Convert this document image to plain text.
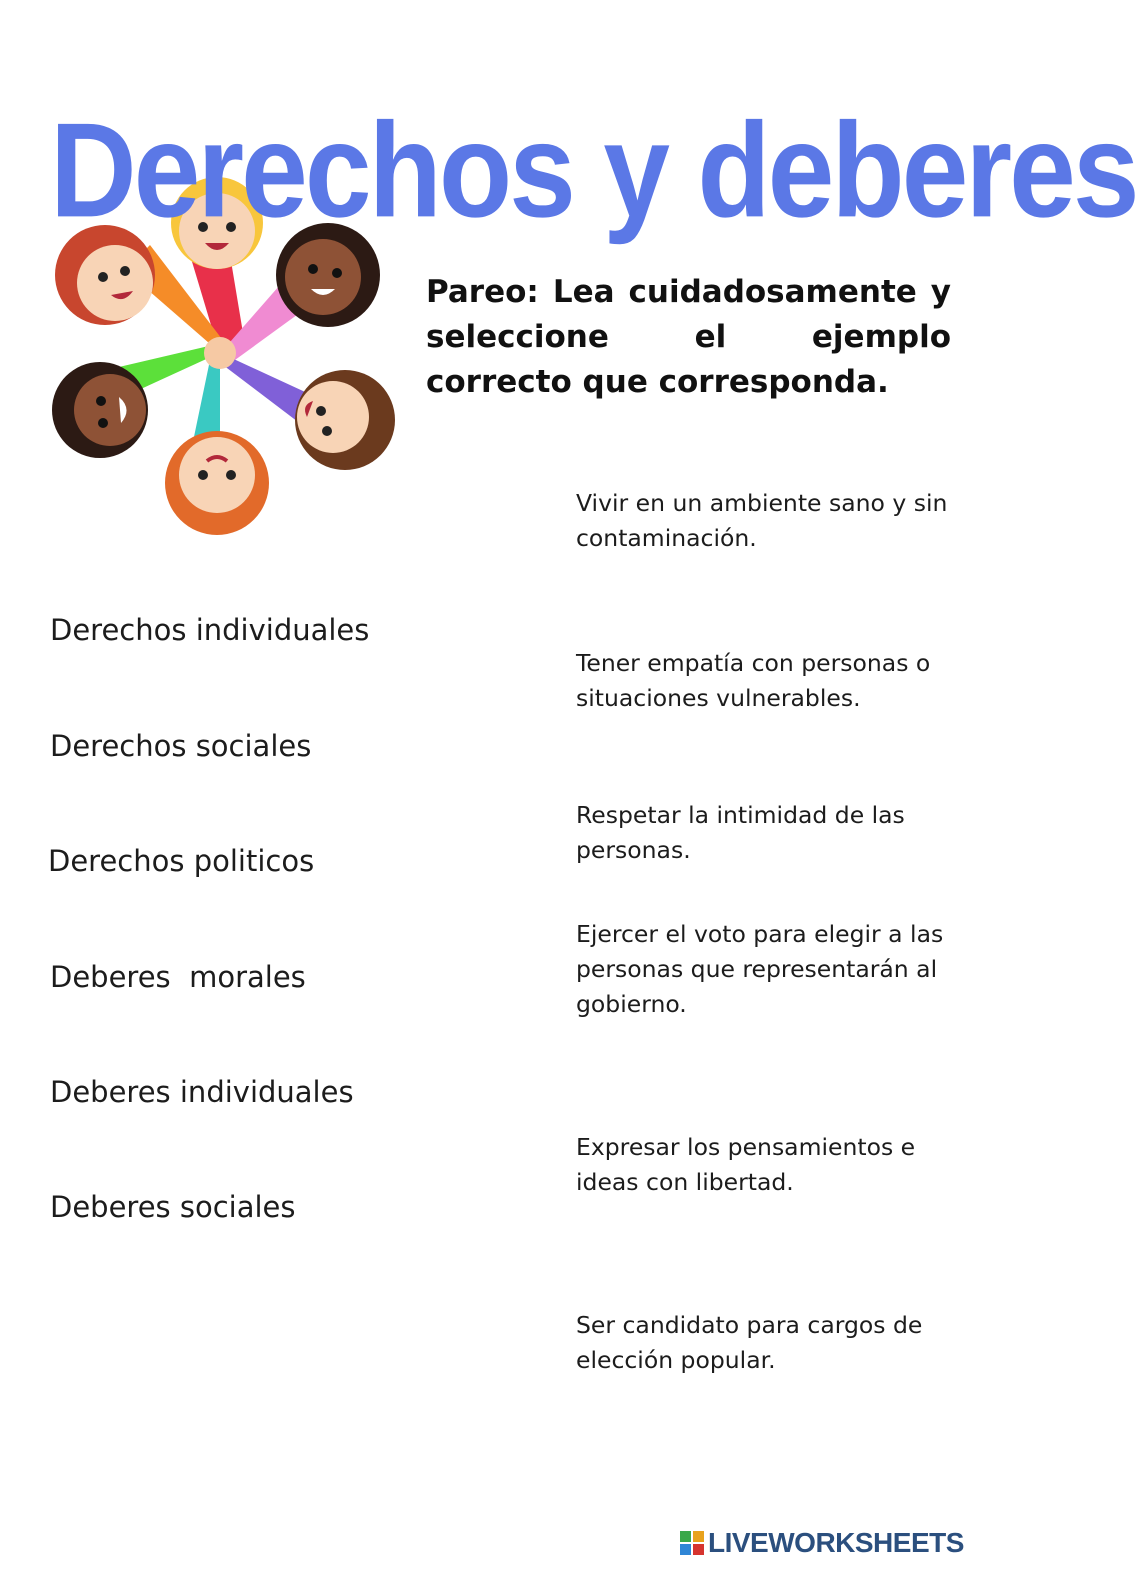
Derechos y deberes
Pareo: Lea cuidadosamente y seleccione el ejemplo correcto que corresponda.
Derechos individuales
Derechos sociales
Derechos politicos
Deberes  morales
Deberes individuales
Deberes sociales
Vivir en un ambiente sano y sin contaminación.
Tener empatía con personas o situaciones vulnerables.
Respetar la intimidad de las personas.
Ejercer el voto para elegir a las personas que representarán al gobierno.
Expresar los pensamientos e ideas con libertad.
Ser candidato para cargos de elección popular.
LIVEWORKSHEETS
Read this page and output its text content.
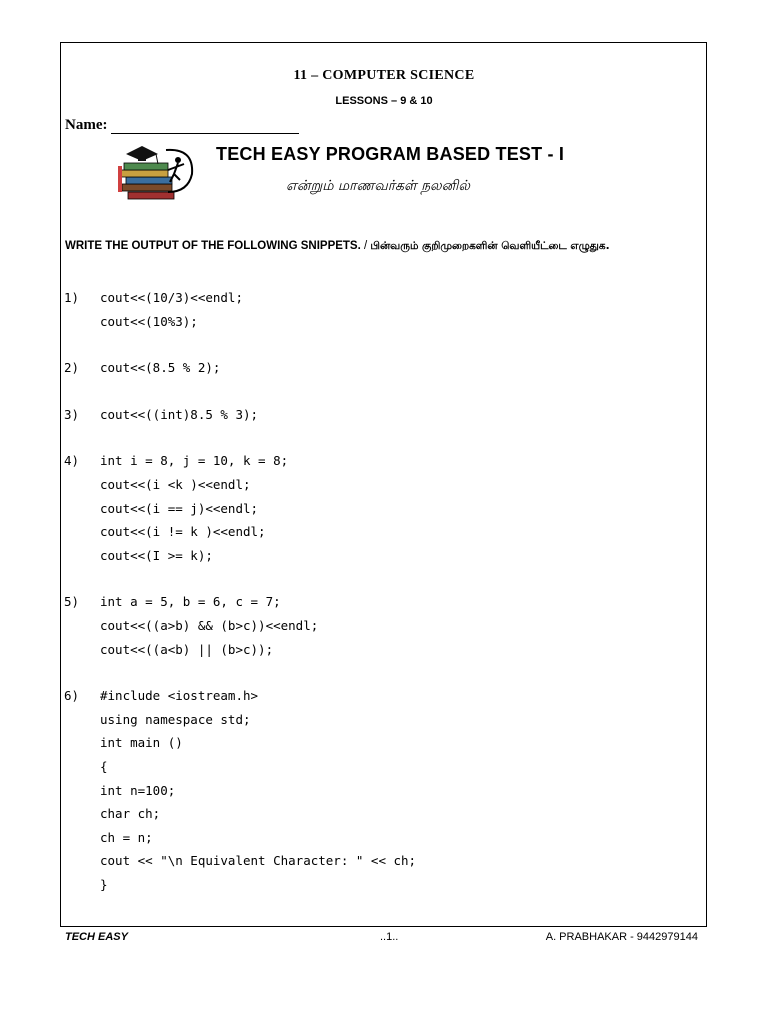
11 – COMPUTER SCIENCE
LESSONS – 9 & 10
Name:
TECH EASY PROGRAM BASED TEST - I
என்றும் மாணவர்கள் நலனில்
WRITE THE OUTPUT OF THE FOLLOWING SNIPPETS. / பின்வரும் குறிமுறைகளின் வெளியீட்டை எழுதுக.
1)	cout<<(10/3)<<endl;
cout<<(10%3);
2)	cout<<(8.5 % 2);
3)	cout<<((int)8.5 % 3);
4)	int i = 8, j = 10, k = 8;
cout<<(i <k )<<endl;
cout<<(i == j)<<endl;
cout<<(i != k )<<endl;
cout<<(I >= k);
5)	int a = 5, b = 6, c = 7;
cout<<((a>b) && (b>c))<<endl;
cout<<((a<b) || (b>c));
6)	#include <iostream.h>
using namespace std;
int main ()
{
int n=100;
char ch;
ch = n;
cout << "\n Equivalent Character: " << ch;
}
TECH EASY	..1..	A. PRABHAKAR - 9442979144
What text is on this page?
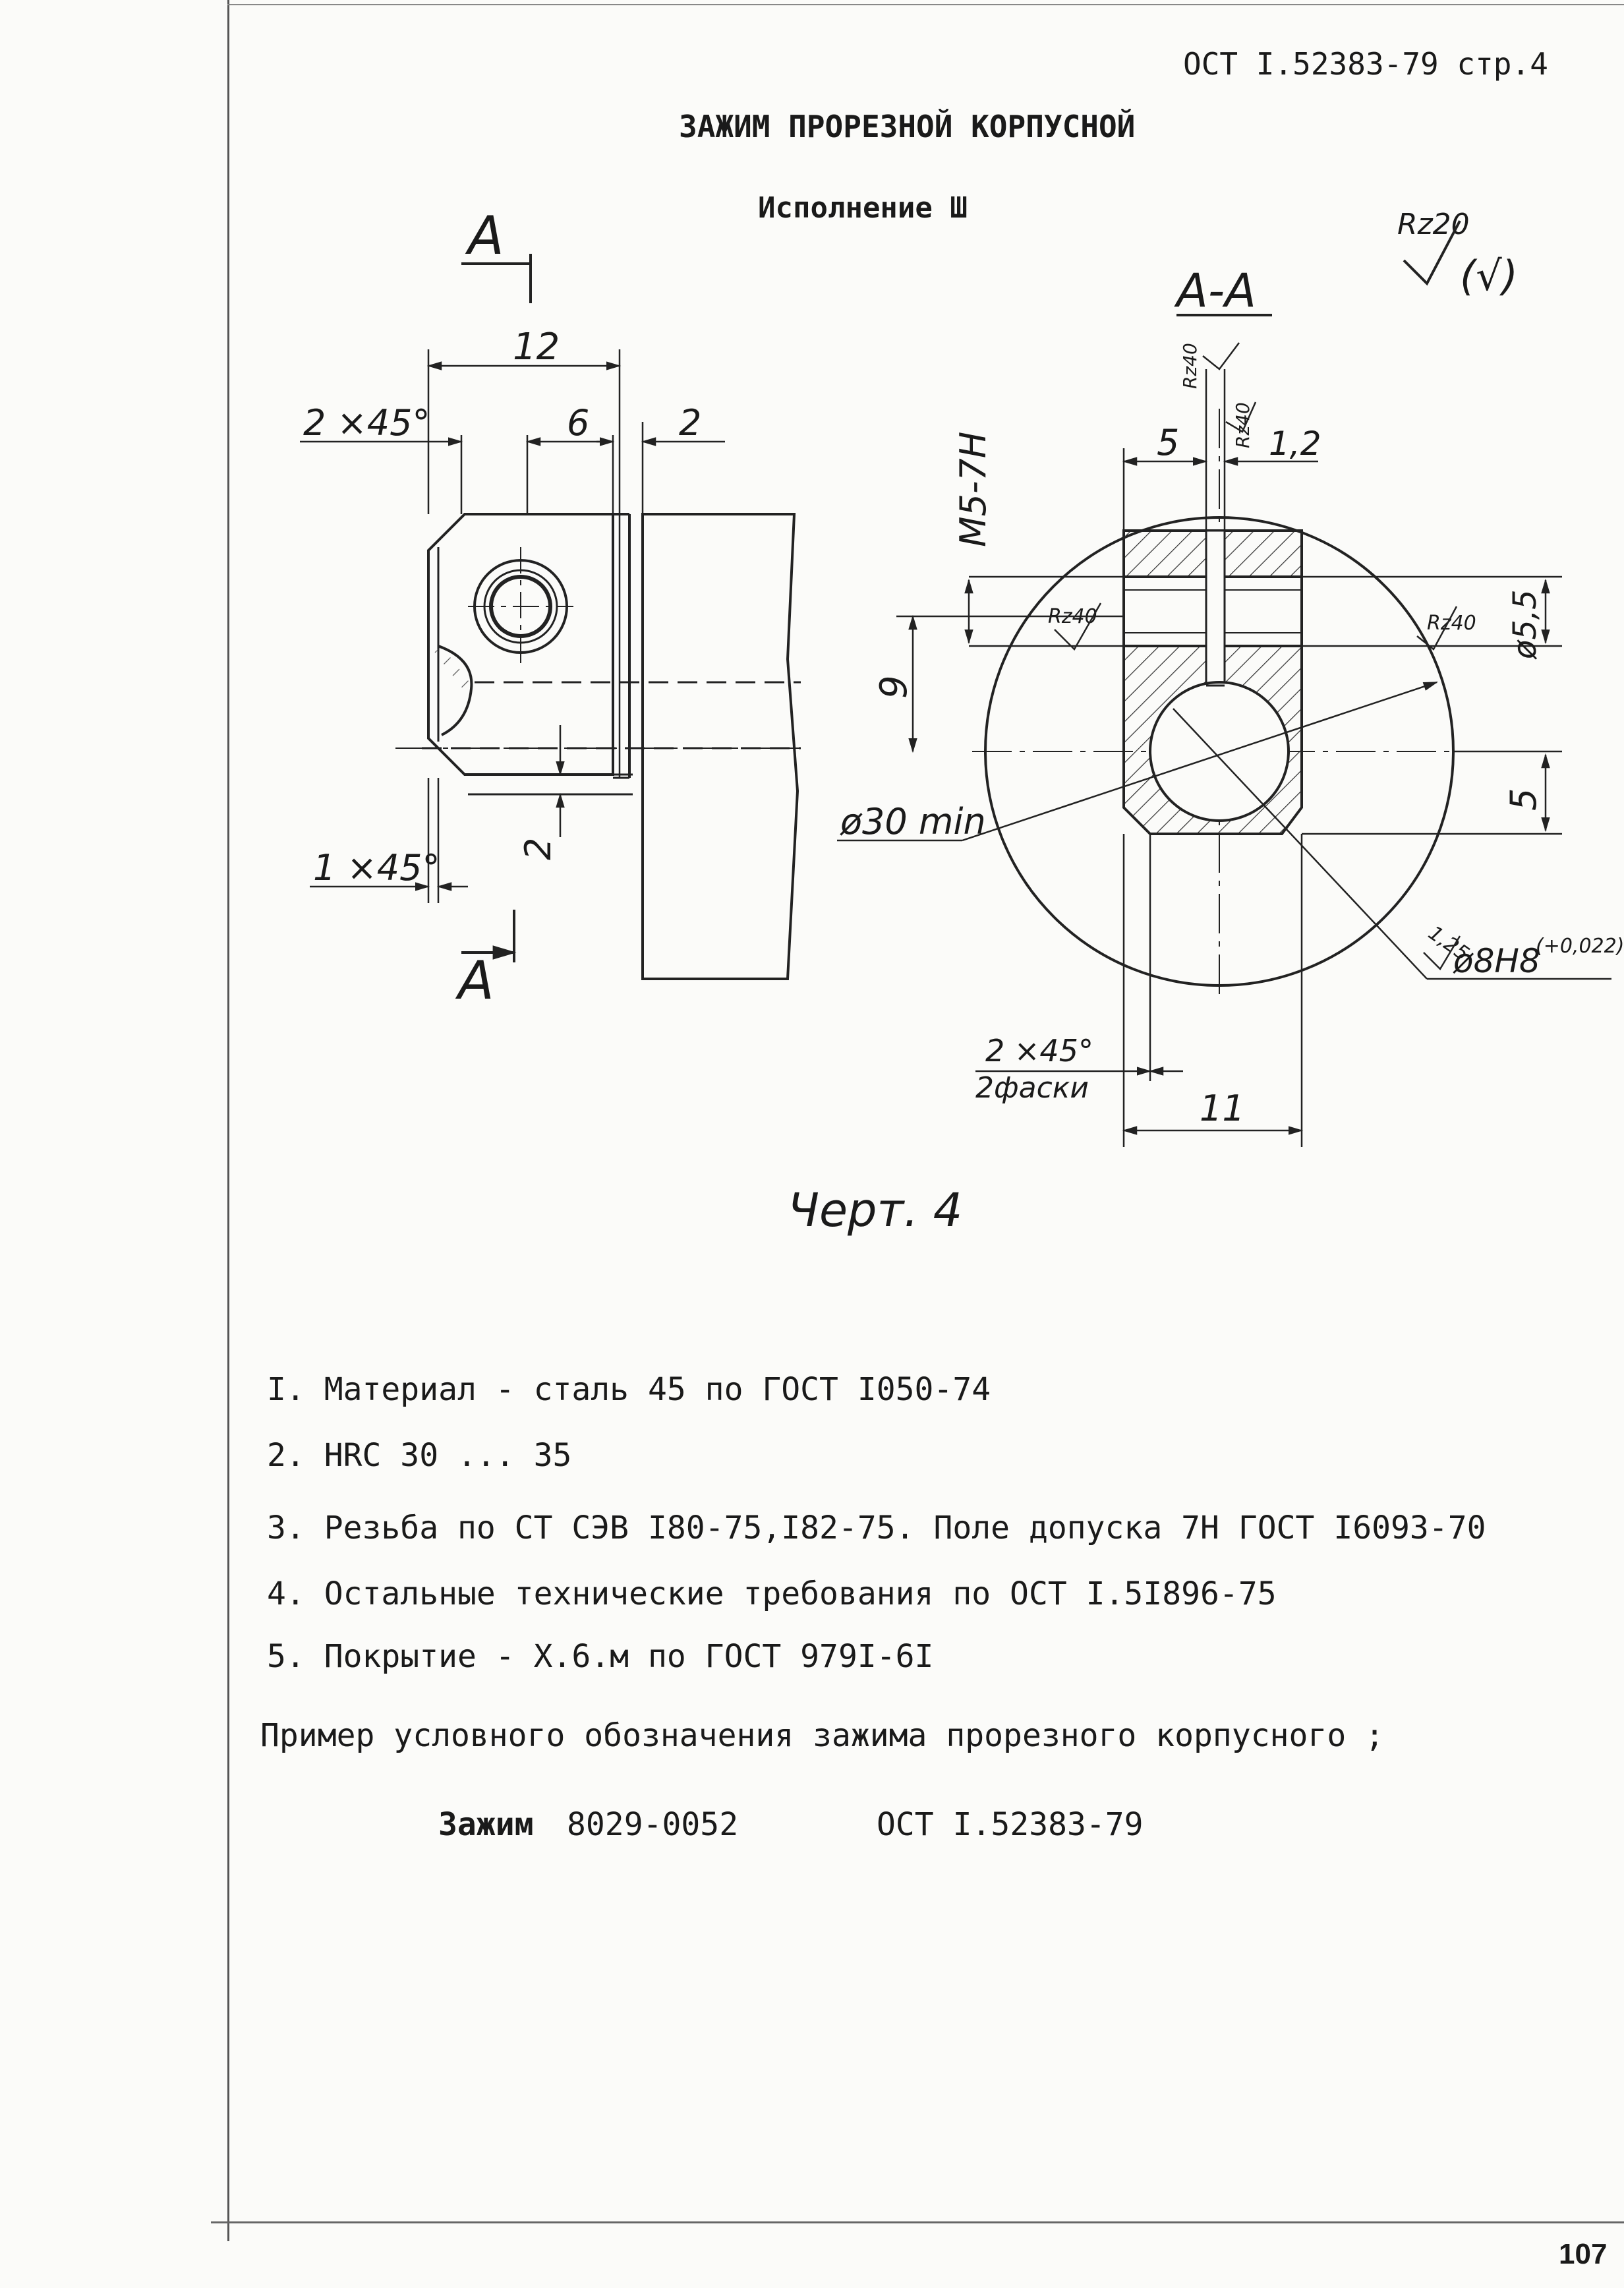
ОСТ I.52383-79 стр.4
ЗАЖИМ ПРОРЕЗНОЙ КОРПУСНОЙ
Исполнение Ш	Rz20
(√)
А
А
12
2 ×45°	6	2
1 ×45° 2
А-А
5	1,2
Rz40
Rz40
Rz40	Rz40
M5-7H
9
ø5,5
5
ø30 min
1,25
ø8H8
(+0,022)
2 ×45°
2фаски	11
Черт. 4
I. Материал - сталь 45 по ГОСТ I050-74
2. HRC 30 ... 35
3. Резьба по СТ СЭВ I80-75,I82-75. Поле допуска 7Н ГОСТ I6093-70
4. Остальные технические требования по ОСТ I.5I896-75
5. Покрытие - X.6.м по ГОСТ 979I-6I
Пример условного обозначения зажима прорезного корпусного ;
Зажим 8029-0052	ОСТ I.52383-79
107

● OBJECTIVE: Transcribe all the data word for word; the images stay out.

● ANSWER TO THE PROBLEM:
Convert this document image to plain text.
Derechos y deberes
Pareo: Lea cuidadosamente y seleccione el ejemplo correcto que corresponda.
Derechos individuales
Derechos sociales
Derechos politicos
Deberes  morales
Deberes individuales
Deberes sociales
Vivir en un ambiente sano y sin contaminación.
Tener empatía con personas o situaciones vulnerables.
Respetar la intimidad de las personas.
Ejercer el voto para elegir a las personas que representarán al gobierno.
Expresar los pensamientos e ideas con libertad.
Ser candidato para cargos de elección popular.
LIVEWORKSHEETS
Read this page and output its text content.
11 – COMPUTER SCIENCE
LESSONS – 9 & 10
Name:
TECH EASY PROGRAM BASED TEST - I
என்றும் மாணவர்கள் நலனில்
WRITE THE OUTPUT OF THE FOLLOWING SNIPPETS. / பின்வரும் குறிமுறைகளின் வெளியீட்டை எழுதுக.
1)	cout<<(10/3)<<endl;
cout<<(10%3);
2)	cout<<(8.5 % 2);
3)	cout<<((int)8.5 % 3);
4)	int i = 8, j = 10, k = 8;
cout<<(i <k )<<endl;
cout<<(i == j)<<endl;
cout<<(i != k )<<endl;
cout<<(I >= k);
5)	int a = 5, b = 6, c = 7;
cout<<((a>b) && (b>c))<<endl;
cout<<((a<b) || (b>c));
6)	#include <iostream.h>
using namespace std;
int main ()
{
int n=100;
char ch;
ch = n;
cout << "\n Equivalent Character: " << ch;
}
TECH EASY	..1..	A. PRABHAKAR - 9442979144
What text is on this page?
ОСТ I.52383-79 стр.4
ЗАЖИМ ПРОРЕЗНОЙ КОРПУСНОЙ
Исполнение Ш	Rz20
(√)
А
А
12
2 ×45°	6	2
1 ×45° 2
А-А
5	1,2
Rz40
Rz40
Rz40	Rz40
M5-7H
9
ø5,5
5
ø30 min
1,25
ø8H8
(+0,022)
2 ×45°
2фаски	11
Черт. 4
I. Материал - сталь 45 по ГОСТ I050-74
2. HRC 30 ... 35
3. Резьба по СТ СЭВ I80-75,I82-75. Поле допуска 7Н ГОСТ I6093-70
4. Остальные технические требования по ОСТ I.5I896-75
5. Покрытие - X.6.м по ГОСТ 979I-6I
Пример условного обозначения зажима прорезного корпусного ;
Зажим 8029-0052	ОСТ I.52383-79
107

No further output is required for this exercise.